_SET EXERCISE_.
Starting from the line containing "Extract all readable text from this page.", write out every remaining line exactly, the last one included.

Dataset items:
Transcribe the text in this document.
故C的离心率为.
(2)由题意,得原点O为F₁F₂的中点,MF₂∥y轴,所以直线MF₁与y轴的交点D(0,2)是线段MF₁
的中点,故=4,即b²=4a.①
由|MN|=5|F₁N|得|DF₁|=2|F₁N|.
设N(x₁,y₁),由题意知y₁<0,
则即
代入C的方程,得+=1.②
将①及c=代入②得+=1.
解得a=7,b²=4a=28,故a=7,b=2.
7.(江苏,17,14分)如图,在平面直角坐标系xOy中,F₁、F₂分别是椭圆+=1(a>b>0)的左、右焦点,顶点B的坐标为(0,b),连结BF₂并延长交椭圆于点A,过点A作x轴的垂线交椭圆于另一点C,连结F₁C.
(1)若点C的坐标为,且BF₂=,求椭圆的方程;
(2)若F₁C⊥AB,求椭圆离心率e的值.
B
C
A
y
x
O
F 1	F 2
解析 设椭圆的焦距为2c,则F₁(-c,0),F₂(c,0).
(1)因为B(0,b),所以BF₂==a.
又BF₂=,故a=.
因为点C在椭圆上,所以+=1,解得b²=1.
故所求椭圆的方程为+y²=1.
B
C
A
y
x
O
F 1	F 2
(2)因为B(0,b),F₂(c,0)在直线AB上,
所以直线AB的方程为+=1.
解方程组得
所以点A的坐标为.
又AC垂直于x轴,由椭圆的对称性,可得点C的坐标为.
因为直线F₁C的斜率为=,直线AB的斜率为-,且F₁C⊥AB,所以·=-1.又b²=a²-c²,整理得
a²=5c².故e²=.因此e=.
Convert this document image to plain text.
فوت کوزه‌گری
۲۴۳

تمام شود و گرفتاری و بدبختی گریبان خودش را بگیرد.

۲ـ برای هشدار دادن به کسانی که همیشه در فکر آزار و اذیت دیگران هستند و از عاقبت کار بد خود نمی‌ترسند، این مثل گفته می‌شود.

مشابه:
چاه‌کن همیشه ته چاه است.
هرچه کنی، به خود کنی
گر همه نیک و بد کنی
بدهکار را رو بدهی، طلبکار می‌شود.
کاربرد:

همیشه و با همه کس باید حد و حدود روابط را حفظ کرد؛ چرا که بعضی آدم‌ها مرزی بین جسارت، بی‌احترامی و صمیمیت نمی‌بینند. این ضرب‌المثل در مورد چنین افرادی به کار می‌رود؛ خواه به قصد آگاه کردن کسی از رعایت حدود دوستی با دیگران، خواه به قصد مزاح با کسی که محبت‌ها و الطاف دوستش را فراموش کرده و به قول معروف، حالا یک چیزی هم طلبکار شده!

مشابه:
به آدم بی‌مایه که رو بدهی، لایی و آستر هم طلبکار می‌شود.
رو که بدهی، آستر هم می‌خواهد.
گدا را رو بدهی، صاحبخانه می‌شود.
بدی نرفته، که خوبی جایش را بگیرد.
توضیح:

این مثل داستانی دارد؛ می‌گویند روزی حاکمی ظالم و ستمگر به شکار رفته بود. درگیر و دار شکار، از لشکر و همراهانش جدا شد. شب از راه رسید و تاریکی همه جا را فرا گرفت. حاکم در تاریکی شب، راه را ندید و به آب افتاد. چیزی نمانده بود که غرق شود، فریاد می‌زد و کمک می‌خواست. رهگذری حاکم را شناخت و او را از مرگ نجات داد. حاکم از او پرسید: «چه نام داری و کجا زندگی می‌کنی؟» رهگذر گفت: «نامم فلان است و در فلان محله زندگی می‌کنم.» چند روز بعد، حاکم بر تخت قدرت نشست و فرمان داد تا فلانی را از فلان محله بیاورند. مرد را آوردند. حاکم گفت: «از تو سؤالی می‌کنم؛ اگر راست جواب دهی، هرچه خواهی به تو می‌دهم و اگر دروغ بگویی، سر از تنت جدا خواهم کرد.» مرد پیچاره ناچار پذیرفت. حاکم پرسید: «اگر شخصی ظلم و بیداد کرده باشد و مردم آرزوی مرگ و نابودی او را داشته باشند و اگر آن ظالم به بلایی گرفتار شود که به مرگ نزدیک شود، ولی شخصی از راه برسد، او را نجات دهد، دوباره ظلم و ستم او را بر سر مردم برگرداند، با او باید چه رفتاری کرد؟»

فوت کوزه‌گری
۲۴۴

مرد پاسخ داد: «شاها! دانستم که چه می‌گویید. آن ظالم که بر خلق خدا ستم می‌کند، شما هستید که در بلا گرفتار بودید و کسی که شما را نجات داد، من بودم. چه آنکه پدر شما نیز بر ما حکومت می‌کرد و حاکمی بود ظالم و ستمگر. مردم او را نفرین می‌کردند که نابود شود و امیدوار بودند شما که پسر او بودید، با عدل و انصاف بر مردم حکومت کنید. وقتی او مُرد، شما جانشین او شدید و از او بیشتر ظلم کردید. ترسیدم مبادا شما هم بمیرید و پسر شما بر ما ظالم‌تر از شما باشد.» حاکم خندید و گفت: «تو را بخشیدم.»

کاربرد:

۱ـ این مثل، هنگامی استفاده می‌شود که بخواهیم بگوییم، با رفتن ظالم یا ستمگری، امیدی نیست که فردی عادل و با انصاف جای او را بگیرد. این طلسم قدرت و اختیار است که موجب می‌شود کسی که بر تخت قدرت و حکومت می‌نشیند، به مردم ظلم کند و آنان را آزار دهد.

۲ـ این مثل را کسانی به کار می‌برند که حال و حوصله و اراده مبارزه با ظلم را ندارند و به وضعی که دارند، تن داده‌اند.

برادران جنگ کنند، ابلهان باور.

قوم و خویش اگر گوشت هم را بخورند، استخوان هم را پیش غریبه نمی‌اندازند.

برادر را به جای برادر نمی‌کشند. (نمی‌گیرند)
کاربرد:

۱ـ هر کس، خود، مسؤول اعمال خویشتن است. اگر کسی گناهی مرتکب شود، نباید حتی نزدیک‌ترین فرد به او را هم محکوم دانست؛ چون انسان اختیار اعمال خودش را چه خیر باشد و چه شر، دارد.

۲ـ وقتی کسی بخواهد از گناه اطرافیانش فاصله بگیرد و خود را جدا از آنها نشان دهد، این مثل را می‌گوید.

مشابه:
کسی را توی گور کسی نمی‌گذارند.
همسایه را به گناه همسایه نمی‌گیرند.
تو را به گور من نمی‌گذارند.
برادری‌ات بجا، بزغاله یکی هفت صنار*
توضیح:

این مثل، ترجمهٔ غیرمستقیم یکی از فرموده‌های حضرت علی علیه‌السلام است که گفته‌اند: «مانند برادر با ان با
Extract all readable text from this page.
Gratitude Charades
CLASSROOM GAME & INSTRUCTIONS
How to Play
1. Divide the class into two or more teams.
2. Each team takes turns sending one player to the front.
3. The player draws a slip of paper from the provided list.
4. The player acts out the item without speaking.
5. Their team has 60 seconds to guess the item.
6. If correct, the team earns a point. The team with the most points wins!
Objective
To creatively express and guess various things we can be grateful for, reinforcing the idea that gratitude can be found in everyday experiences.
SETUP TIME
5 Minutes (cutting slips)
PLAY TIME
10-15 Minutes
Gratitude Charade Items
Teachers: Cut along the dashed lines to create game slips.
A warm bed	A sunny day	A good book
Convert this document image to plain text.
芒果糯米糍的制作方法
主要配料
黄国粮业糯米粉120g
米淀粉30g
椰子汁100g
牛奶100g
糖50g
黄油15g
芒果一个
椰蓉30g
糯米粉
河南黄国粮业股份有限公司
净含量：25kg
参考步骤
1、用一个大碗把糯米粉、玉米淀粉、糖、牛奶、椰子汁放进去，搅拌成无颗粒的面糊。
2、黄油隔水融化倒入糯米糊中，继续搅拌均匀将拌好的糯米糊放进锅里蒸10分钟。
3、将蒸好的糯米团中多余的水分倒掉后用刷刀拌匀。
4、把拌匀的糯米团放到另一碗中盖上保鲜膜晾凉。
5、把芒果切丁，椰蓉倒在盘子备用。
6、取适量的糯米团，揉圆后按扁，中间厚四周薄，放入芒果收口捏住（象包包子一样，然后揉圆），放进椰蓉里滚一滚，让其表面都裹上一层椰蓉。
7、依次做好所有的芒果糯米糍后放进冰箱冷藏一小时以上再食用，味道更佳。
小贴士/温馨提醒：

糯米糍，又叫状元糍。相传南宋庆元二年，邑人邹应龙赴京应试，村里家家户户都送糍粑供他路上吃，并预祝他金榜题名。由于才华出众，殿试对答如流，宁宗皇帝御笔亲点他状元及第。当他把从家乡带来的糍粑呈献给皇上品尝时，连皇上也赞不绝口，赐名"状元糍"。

_EXERCISE RESPONSE_.
Extract all readable text from this page.
Gratitude Charades
CLASSROOM GAME & INSTRUCTIONS
How to Play
1. Divide the class into two or more teams.
2. Each team takes turns sending one player to the front.
3. The player draws a slip of paper from the provided list.
4. The player acts out the item without speaking.
5. Their team has 60 seconds to guess the item.
6. If correct, the team earns a point. The team with the most points wins!
Objective
To creatively express and guess various things we can be grateful for, reinforcing the idea that gratitude can be found in everyday experiences.
SETUP TIME
5 Minutes (cutting slips)
PLAY TIME
10-15 Minutes
Gratitude Charade Items
Teachers: Cut along the dashed lines to create game slips.
A warm bed	A sunny day	A good book
Convert this document image to plain text.
芒果糯米糍的制作方法
主要配料
黄国粮业糯米粉120g
米淀粉30g
椰子汁100g
牛奶100g
糖50g
黄油15g
芒果一个
椰蓉30g
糯米粉
河南黄国粮业股份有限公司
净含量：25kg
参考步骤
1、用一个大碗把糯米粉、玉米淀粉、糖、牛奶、椰子汁放进去，搅拌成无颗粒的面糊。
2、黄油隔水融化倒入糯米糊中，继续搅拌均匀将拌好的糯米糊放进锅里蒸10分钟。
3、将蒸好的糯米团中多余的水分倒掉后用刷刀拌匀。
4、把拌匀的糯米团放到另一碗中盖上保鲜膜晾凉。
5、把芒果切丁，椰蓉倒在盘子备用。
6、取适量的糯米团，揉圆后按扁，中间厚四周薄，放入芒果收口捏住（象包包子一样，然后揉圆），放进椰蓉里滚一滚，让其表面都裹上一层椰蓉。
7、依次做好所有的芒果糯米糍后放进冰箱冷藏一小时以上再食用，味道更佳。
小贴士/温馨提醒：

糯米糍，又叫状元糍。相传南宋庆元二年，邑人邹应龙赴京应试，村里家家户户都送糍粑供他路上吃，并预祝他金榜题名。由于才华出众，殿试对答如流，宁宗皇帝御笔亲点他状元及第。当他把从家乡带来的糍粑呈献给皇上品尝时，连皇上也赞不绝口，赐名"状元糍"。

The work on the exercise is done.